Tilting at Windmills v2 #3

Tilting at Windmills v2 #3
by Brian Hibbs

[#120 – March 2004 – “Wading for the Trade”]

Let’s stay on the topic of the book format comic, though I promise not to bury you in numbers like last time (I swear that the lack of response to that one made me picture the whole audience as Teen Talk Barbie saying “Math is hard!”)

We’ll stick to simpler concepts this time such as when and how and why to do books, and what “waiting for the trade” really means to the industry.

A little background first: I loves me the Trade Paperback (“TP”) – a collection of previously published single periodical comics – I certainly think of my store more as a book store than a magazine shop, well over half of our sales are in TP-format comics, with a high percentage of those sales coming from “civilians”, and I’m long on the record in thinking the industry should move more strongly towards the TP. I believe I am even on the record as saying publishers shouldn’t even bothering releasing periodical comics that they don’t someday intend to collect into TP form.

Which, I suppose, is a perfect example of “Be careful what you wish for, you might get it”.

At the time, my reasoning was that there was very little sense in pouring all of our efforts into creating 22-page stories that became, if not effectively then relatively, unsalable after the first weekend they were on-sale. The fact of the matter is that the overwhelming majority of all periodical comics sell in the first 96 hours.

Just so everyone is clear on how things work: not all 22-page “floppies” are “periodicals” in sales patterns – there are dozens of comics from a decade or more past that still sell well, week-in and week-out, even when there is also a TP available (One prime example is Johnny the Homicidal Maniac #1 – over 100,000 copies sold through seventeen printings) – but these are the exception, rather than the rule.

When we talk about “periodical sales patterns” what we mean is things like this week’s issue of Superman, where half or more of the copies that sell do so by the end of the weekend. On many “mid-list” or lower books this could be 75% or better. There are certainly a handful of titles that every comics retailer carries where if you don’t move your rack copies by the end of business, Wednesday, you’re extremely unlikely to ever sell one.

The original model of the DM was largely about maximizing the periodical sale. There were far fewer titles, and cover prices were so low that keeping and storing a wide variety of back issues was both prudent and profitable. It used to be that customers could come in with $5, buy that week’s titles that they collected, and have change left over for a back issue.

Today, of course, people bring $20 and they still often don’t have enough to purchase everything they might want that is new.

During the 80s I worked for a chain that had the order for the store, then an extra order for the warehouse – it was common practice then for us to order case-lots of X-Men to stash for later sales.

+ + + + + + +

[GIVEN TASK 1]
Output the passage of the column starting at "We’ll stick to" and ending at "into TP form.", copied word for word.
[GIVEN TASK 2]
Pull out each line of the records that contains the string "header", matching case exactly.

[RAW DATA]
+ + + + + + +

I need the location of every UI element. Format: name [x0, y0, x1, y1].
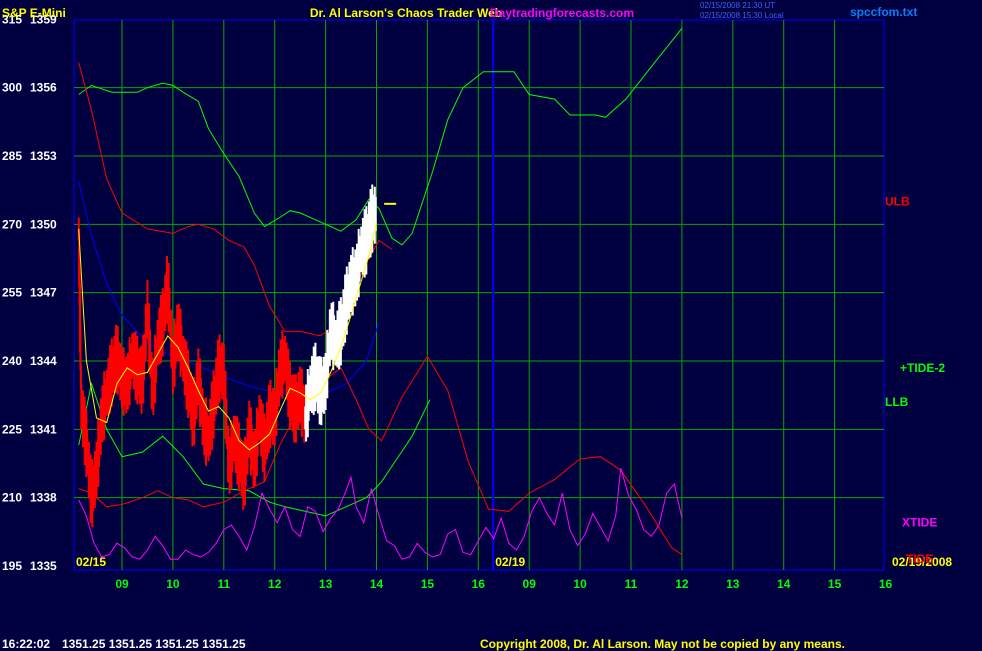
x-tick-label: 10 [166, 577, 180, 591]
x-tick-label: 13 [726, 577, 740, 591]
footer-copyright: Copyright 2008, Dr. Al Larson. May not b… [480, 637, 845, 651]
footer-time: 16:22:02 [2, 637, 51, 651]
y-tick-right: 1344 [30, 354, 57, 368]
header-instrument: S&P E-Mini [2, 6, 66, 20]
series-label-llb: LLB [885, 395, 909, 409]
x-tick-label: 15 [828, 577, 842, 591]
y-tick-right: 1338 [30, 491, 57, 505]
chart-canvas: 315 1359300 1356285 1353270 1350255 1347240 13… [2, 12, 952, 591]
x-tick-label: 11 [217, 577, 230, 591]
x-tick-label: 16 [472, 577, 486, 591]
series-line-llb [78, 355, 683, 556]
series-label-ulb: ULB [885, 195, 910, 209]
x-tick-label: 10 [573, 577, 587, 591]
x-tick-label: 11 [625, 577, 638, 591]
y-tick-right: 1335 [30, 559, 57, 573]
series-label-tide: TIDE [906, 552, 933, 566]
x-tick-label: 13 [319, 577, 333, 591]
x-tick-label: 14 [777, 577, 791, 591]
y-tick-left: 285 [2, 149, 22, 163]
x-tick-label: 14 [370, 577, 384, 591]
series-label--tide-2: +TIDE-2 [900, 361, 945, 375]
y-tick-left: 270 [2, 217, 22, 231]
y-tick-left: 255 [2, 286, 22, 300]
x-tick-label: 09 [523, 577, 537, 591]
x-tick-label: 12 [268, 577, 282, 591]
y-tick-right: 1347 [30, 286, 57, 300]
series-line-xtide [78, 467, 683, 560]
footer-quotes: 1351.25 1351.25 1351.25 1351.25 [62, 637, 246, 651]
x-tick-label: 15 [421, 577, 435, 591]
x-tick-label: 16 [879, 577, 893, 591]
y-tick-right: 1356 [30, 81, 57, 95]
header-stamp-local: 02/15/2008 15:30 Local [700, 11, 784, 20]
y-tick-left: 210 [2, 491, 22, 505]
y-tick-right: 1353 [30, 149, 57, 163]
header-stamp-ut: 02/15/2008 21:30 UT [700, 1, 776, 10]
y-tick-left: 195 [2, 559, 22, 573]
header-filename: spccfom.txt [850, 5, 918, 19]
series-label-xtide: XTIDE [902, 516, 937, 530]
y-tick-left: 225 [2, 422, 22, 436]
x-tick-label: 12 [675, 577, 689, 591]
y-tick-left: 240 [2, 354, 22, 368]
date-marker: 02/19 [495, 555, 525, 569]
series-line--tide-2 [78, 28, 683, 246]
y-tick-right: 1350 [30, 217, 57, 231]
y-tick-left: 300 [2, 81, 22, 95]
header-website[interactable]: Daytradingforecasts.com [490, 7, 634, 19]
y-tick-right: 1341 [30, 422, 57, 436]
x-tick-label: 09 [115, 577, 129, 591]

+ + + + + + +

[WRITTEN ANSWER 1]
We’ll stick to simpler concepts this time such as when and how and why to do books, and what “waiting for the trade” really means to the industry.

A little background first: I loves me the Trade Paperback (“TP”) – a collection of previously published single periodical comics – I certainly think of my store more as a book store than a magazine shop, well over half of our sales are in TP-format comics, with a high percentage of those sales coming from “civilians”, and I’m long on the record in thinking the industry should move more strongly towards the TP. I believe I am even on the record as saying publishers shouldn’t even bothering releasing periodical comics that they don’t someday intend to collect into TP form.

[WRITTEN ANSWER 2]
header-instrument: S&P E-Mini [2, 6, 66, 20]
header-stamp-local: 02/15/2008 15:30 Local [700, 11, 784, 20]
header-stamp-ut: 02/15/2008 21:30 UT [700, 1, 776, 10]
header-filename: spccfom.txt [850, 5, 918, 19]
header-website[interactable]: Daytradingforecasts.com [490, 7, 634, 19]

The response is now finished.